Data for this exercise
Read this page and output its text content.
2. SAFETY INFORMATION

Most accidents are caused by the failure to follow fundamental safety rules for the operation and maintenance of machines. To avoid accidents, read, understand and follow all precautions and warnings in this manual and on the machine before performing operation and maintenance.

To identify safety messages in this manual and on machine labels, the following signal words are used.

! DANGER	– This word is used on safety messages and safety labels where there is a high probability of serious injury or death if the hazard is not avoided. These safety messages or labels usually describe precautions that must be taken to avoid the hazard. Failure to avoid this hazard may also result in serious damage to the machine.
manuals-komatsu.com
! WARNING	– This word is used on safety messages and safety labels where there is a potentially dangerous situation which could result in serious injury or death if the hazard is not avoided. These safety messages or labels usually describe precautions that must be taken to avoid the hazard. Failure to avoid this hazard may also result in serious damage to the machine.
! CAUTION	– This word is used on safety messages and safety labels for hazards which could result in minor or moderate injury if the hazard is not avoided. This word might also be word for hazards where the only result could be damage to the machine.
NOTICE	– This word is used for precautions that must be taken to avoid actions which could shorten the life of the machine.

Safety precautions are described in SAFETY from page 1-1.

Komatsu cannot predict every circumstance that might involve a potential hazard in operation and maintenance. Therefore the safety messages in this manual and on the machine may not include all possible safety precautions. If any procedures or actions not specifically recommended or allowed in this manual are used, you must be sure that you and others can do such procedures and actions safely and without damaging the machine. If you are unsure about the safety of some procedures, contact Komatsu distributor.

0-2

What to do
Collect each line above holding the string "usually".

Problem solution
! DANGER	– This word is used on safety messages and safety labels where there is a high probability of serious injury or death if the hazard is not avoided. These safety messages or labels usually describe precautions that must be taken to avoid the hazard. Failure to avoid this hazard may also result in serious damage to the machine.
! WARNING	– This word is used on safety messages and safety labels where there is a potentially dangerous situation which could result in serious injury or death if the hazard is not avoided. These safety messages or labels usually describe precautions that must be taken to avoid the hazard. Failure to avoid this hazard may also result in serious damage to the machine.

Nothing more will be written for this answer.